╔══
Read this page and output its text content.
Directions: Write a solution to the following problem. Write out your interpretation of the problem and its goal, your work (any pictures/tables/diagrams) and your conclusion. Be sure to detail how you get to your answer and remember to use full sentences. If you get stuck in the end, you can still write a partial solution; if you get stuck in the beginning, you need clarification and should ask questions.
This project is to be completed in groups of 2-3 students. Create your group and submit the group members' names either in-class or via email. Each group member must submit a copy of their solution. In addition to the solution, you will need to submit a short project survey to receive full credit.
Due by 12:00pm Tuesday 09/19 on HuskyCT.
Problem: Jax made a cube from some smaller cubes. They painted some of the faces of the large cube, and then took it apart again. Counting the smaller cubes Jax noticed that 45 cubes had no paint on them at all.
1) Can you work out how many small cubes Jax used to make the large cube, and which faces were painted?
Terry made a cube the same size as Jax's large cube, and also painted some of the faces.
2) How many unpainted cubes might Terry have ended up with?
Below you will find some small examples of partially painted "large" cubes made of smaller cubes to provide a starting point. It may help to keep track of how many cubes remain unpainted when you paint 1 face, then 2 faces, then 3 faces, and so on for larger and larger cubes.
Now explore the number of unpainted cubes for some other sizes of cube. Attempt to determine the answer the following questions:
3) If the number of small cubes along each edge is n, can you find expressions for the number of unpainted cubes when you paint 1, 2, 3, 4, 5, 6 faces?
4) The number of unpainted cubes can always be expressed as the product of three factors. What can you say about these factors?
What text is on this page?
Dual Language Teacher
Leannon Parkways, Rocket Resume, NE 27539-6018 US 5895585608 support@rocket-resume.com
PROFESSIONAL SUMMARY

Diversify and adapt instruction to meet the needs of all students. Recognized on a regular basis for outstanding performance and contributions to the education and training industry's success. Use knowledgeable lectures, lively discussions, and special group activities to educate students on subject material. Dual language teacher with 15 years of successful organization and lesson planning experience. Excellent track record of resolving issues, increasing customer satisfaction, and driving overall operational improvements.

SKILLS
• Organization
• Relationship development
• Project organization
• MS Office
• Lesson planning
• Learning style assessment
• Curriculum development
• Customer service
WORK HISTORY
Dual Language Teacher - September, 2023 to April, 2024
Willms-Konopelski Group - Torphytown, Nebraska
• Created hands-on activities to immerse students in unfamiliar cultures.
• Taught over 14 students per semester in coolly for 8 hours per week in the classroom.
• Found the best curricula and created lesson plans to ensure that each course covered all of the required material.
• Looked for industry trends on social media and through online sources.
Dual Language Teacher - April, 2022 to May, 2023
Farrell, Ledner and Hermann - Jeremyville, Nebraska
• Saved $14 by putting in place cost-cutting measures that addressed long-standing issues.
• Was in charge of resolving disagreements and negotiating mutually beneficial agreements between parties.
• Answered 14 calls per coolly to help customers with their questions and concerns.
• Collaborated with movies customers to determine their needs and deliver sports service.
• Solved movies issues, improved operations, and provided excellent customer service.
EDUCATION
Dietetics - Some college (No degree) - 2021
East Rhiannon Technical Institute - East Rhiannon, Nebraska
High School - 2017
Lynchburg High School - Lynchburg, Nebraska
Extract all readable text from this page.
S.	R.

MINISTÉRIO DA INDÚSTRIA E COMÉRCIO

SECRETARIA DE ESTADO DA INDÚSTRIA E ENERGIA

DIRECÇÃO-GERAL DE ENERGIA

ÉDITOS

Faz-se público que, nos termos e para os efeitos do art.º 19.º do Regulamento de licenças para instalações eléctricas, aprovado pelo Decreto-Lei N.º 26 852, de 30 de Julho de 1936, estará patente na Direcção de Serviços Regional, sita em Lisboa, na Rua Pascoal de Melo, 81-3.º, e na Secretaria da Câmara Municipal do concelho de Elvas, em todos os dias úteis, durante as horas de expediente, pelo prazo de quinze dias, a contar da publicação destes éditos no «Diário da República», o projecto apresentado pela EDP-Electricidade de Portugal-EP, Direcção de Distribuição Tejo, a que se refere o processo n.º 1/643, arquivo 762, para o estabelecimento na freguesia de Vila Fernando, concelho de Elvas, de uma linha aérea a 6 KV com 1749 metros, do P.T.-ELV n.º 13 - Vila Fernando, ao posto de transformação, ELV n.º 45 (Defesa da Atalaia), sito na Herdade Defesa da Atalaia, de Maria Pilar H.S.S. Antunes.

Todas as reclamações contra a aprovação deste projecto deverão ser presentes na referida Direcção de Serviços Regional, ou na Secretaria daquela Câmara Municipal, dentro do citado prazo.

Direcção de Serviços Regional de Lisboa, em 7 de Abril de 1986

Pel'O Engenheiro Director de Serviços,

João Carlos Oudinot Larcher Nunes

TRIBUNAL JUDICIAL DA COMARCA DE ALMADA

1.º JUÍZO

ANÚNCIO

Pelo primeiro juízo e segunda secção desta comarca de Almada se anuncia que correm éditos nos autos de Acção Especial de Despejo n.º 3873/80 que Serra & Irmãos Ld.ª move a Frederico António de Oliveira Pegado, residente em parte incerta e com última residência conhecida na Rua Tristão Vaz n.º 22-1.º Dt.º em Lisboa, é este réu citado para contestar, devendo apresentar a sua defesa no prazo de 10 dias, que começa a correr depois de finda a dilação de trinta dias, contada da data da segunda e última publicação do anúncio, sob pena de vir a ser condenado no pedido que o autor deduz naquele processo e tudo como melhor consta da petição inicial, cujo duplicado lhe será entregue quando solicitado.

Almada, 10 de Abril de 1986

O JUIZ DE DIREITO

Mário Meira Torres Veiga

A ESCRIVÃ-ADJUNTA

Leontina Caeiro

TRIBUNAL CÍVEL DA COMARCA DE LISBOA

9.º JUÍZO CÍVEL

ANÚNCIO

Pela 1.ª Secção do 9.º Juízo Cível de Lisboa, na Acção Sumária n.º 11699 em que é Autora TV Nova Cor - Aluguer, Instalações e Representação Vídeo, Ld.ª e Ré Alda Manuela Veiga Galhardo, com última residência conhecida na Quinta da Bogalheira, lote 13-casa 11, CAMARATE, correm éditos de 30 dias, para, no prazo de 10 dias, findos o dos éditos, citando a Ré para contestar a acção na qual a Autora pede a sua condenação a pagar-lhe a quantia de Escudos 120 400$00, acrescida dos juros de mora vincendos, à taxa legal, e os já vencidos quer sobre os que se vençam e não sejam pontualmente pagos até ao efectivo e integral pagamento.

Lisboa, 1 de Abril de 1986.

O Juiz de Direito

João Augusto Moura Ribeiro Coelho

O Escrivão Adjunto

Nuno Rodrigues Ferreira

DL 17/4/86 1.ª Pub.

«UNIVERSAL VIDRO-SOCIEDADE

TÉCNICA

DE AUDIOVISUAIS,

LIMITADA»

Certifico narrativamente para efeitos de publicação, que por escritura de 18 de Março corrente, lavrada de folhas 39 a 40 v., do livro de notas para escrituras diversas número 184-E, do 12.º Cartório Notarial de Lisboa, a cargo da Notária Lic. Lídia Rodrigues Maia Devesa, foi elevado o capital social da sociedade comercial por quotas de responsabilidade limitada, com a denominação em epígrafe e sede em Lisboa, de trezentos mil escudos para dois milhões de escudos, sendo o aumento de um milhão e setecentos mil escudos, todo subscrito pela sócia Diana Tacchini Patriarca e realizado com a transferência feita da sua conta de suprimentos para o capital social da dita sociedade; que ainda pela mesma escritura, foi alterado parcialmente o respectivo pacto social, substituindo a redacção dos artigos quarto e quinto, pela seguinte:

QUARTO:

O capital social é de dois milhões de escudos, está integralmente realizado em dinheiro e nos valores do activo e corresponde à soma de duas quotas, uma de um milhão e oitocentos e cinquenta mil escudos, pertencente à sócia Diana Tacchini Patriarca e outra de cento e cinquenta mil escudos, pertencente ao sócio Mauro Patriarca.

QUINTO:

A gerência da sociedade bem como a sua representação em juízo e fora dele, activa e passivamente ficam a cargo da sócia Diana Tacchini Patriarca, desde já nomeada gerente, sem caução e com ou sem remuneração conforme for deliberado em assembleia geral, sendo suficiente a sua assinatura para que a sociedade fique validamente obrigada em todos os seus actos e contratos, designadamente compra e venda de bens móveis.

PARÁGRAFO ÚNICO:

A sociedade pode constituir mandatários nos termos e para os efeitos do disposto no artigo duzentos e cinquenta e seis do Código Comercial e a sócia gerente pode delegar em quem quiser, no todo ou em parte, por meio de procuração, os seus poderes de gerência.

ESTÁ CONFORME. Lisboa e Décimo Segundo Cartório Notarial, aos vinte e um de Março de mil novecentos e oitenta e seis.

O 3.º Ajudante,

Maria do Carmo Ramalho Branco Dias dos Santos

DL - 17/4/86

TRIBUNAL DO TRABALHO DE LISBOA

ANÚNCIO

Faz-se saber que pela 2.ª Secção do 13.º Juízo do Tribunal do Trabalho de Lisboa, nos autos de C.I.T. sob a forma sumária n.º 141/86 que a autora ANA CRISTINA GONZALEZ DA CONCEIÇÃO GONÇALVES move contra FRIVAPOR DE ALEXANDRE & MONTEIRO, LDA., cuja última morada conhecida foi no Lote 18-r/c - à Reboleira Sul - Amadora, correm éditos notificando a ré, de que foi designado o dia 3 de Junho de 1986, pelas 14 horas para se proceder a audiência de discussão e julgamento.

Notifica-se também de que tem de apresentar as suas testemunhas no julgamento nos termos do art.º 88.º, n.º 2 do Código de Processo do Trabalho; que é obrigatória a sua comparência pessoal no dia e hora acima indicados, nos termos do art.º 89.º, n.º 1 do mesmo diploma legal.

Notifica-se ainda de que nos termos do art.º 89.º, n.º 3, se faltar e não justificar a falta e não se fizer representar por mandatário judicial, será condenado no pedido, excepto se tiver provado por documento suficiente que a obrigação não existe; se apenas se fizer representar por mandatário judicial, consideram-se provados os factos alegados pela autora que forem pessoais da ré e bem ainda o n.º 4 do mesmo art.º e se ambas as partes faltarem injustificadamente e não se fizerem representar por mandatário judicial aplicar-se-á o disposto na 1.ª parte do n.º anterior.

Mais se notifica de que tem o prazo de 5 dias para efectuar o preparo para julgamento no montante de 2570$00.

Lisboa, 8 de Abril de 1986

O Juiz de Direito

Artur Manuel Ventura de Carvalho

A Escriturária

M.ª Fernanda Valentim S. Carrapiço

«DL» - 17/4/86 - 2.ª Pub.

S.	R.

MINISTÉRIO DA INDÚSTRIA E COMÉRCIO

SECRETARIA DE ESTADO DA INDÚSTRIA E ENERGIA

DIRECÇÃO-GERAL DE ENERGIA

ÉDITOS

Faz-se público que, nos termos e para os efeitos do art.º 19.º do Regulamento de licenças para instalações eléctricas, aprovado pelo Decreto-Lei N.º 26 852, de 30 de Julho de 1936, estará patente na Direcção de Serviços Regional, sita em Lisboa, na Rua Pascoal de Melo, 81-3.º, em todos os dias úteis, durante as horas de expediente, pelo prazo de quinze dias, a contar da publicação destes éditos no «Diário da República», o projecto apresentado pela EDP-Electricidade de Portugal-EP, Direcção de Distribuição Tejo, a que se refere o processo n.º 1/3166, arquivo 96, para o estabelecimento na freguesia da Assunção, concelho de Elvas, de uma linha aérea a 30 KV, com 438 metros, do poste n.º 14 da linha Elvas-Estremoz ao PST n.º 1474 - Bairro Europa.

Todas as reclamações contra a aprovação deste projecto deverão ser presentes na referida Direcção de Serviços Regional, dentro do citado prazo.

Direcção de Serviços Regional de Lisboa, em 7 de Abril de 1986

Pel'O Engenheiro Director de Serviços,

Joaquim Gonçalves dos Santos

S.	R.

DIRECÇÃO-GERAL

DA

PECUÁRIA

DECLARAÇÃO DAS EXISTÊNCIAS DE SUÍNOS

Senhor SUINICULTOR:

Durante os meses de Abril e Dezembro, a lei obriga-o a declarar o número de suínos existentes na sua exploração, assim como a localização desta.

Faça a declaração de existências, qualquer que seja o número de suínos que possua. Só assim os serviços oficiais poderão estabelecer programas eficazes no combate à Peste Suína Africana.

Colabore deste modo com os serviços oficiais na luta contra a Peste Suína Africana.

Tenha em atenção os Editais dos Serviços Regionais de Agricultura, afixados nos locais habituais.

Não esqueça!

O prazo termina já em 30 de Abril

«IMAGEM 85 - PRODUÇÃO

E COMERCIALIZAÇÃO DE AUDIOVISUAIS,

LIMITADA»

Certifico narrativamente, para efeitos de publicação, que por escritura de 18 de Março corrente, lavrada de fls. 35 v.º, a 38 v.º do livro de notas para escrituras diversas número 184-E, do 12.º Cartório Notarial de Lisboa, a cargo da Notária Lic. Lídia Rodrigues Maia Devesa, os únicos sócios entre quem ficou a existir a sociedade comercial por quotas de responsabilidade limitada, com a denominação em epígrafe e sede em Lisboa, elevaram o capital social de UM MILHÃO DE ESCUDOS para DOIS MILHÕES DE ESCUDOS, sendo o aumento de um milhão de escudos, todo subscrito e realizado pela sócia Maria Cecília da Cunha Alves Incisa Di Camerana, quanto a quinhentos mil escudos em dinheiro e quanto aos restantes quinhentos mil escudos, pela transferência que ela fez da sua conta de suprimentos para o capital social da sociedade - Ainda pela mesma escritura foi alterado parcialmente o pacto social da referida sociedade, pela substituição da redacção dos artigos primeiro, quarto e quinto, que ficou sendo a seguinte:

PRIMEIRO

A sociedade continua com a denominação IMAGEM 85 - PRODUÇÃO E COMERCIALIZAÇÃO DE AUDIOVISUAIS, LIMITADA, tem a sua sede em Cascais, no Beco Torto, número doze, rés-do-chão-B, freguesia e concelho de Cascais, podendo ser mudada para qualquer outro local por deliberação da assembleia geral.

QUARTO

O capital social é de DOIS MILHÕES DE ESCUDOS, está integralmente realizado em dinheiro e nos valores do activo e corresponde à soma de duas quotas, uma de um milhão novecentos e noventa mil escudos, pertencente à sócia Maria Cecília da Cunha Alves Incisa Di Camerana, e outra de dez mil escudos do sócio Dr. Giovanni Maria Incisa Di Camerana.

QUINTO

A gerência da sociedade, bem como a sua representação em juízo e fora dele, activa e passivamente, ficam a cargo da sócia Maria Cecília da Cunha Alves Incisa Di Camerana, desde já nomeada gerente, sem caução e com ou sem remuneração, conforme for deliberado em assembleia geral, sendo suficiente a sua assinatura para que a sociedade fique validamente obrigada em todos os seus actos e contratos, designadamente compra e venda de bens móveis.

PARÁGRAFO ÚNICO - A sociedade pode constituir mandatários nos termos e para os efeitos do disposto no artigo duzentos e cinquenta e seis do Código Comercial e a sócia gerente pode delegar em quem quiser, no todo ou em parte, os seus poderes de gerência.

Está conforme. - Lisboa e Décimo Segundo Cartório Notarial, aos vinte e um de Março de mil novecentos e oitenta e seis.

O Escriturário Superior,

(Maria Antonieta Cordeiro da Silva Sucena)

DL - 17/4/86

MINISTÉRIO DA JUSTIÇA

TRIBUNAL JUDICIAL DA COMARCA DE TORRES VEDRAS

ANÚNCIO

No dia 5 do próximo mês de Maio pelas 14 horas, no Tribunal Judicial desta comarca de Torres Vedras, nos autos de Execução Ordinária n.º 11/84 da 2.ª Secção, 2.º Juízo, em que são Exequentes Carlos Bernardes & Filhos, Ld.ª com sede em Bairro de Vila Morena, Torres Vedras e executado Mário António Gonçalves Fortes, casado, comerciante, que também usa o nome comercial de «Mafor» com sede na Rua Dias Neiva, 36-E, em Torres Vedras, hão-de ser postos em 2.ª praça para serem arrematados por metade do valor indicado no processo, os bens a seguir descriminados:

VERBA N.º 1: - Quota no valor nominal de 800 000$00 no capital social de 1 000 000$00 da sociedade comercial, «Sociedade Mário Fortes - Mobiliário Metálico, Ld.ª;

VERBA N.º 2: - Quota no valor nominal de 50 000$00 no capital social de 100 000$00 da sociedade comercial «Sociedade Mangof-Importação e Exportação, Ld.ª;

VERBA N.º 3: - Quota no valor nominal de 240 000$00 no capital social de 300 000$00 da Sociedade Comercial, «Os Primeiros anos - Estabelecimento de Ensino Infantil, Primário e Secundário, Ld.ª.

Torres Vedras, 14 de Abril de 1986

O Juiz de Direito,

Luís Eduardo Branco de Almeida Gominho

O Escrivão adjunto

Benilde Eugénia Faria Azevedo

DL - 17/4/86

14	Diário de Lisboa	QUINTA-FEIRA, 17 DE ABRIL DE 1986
╚══
Within the listing above, find every line containing the string "number" and return it.

Now explore the number of unpainted cubes for some other sizes of cube. Attempt to determine the answer the following questions:
3) If the number of small cubes along each edge is n, can you find expressions for the number of unpainted cubes when you paint 1, 2, 3, 4, 5, 6 faces?
4) The number of unpainted cubes can always be expressed as the product of three factors. What can you say about these factors?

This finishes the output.